What is asked ▸ Look over the entries that follow and work out how many lines contain "Juli". State the number only.

[Extracted records]
□ □ □ □
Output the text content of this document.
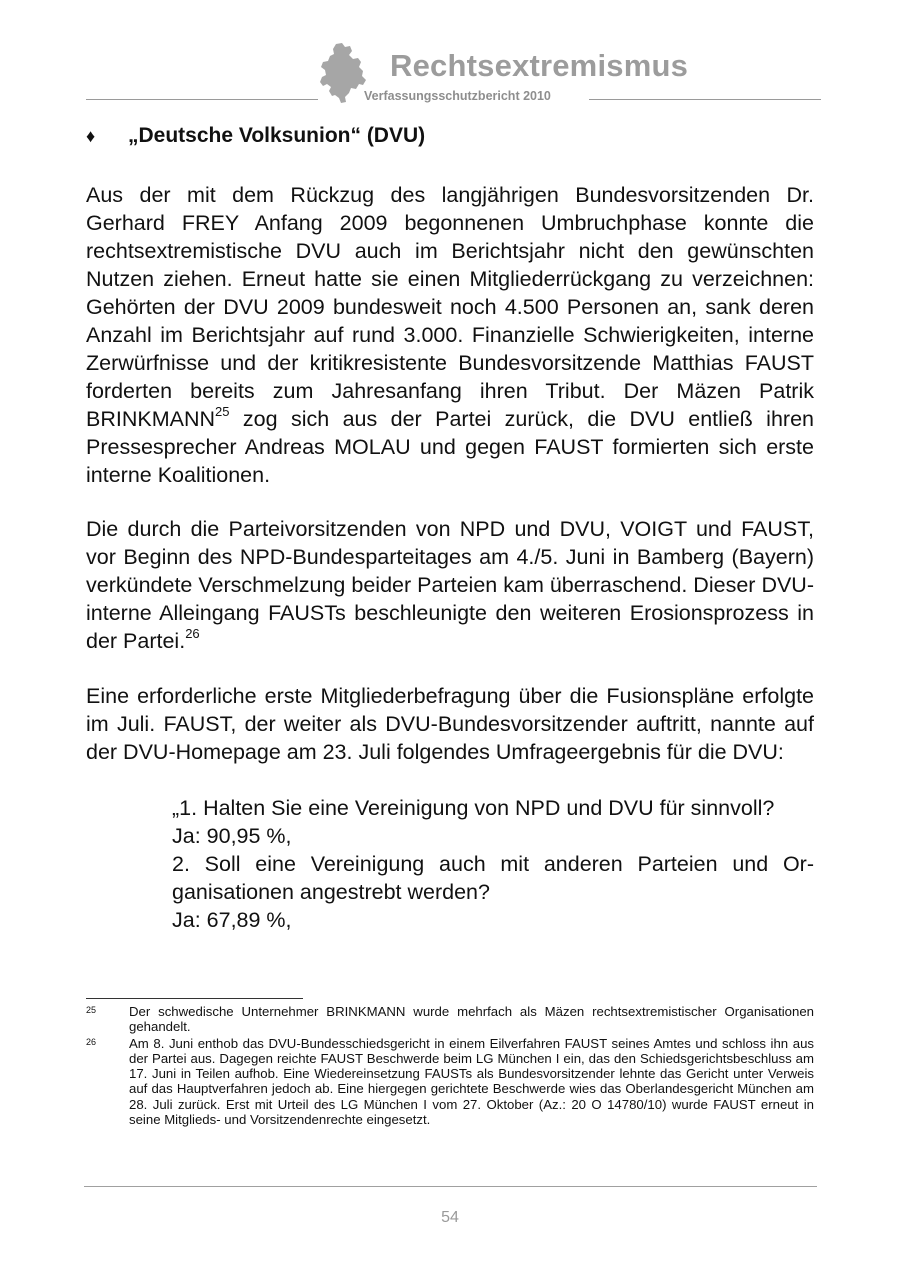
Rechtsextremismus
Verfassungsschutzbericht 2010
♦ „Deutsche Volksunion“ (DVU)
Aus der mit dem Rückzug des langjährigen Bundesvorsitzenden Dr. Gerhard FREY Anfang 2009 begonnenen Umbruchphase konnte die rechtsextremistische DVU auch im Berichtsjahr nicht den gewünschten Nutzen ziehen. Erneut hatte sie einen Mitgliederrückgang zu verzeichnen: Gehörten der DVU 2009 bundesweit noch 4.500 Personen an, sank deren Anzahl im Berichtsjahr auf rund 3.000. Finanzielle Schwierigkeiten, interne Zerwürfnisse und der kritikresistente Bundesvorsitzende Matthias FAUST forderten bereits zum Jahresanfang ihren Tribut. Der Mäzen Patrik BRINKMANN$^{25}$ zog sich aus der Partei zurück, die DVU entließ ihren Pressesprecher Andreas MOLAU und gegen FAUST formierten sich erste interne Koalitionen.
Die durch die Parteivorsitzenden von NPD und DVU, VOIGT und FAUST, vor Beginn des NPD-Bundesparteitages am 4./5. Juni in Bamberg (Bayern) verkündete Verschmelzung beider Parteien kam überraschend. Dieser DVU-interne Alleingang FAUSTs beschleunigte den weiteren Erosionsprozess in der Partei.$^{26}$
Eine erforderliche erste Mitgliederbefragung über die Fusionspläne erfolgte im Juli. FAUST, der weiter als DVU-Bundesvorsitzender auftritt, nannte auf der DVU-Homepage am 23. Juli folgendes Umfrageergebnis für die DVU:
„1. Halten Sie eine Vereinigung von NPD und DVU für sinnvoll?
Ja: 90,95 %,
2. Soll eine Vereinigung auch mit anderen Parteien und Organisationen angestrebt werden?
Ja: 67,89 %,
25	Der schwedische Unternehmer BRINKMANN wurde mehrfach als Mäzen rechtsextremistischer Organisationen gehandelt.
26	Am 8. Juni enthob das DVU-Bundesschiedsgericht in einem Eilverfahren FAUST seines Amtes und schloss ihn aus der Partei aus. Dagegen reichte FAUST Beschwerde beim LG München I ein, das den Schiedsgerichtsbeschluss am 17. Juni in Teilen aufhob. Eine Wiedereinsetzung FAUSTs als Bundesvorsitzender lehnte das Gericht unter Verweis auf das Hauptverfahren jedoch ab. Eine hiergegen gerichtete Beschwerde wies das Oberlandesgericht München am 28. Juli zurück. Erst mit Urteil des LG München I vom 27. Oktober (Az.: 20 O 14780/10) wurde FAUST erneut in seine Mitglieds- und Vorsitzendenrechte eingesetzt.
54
□ □ □ □
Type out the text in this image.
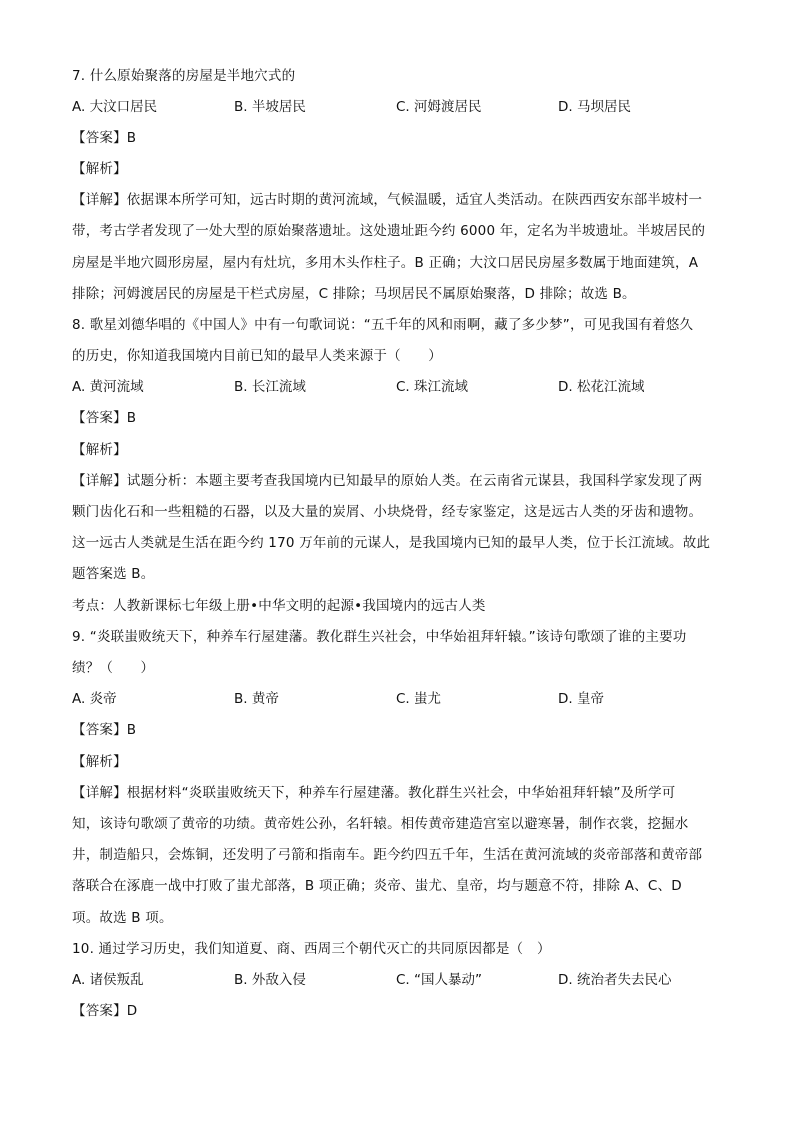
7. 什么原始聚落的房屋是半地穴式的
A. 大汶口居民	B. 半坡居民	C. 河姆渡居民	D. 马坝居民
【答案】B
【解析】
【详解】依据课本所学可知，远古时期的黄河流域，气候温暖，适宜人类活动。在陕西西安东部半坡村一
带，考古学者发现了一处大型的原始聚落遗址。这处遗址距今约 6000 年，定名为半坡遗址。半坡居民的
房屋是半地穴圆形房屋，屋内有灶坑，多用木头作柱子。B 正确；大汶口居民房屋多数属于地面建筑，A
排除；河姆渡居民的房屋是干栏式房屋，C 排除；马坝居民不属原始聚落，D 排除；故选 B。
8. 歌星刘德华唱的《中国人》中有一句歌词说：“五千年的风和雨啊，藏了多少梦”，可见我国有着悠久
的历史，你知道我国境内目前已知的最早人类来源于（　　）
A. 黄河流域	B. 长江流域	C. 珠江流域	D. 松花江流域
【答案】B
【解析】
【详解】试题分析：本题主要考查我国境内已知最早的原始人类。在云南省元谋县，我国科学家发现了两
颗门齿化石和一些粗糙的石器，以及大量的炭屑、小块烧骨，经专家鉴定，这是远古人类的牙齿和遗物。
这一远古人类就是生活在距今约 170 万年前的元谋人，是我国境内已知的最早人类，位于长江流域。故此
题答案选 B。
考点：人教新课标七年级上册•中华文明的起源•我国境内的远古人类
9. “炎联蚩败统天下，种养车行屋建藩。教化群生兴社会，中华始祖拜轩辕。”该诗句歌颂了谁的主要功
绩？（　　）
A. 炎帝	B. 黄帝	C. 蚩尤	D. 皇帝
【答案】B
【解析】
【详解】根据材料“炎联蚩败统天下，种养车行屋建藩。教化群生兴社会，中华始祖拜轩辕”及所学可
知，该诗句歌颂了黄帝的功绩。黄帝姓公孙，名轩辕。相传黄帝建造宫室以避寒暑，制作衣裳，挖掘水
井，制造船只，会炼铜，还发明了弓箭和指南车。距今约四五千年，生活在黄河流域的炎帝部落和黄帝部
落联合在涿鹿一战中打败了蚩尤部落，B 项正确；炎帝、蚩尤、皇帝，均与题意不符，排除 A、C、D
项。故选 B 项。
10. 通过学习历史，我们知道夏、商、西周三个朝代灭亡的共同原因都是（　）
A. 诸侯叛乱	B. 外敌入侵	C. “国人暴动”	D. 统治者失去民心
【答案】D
□ □ □ □
Full response ▸ 2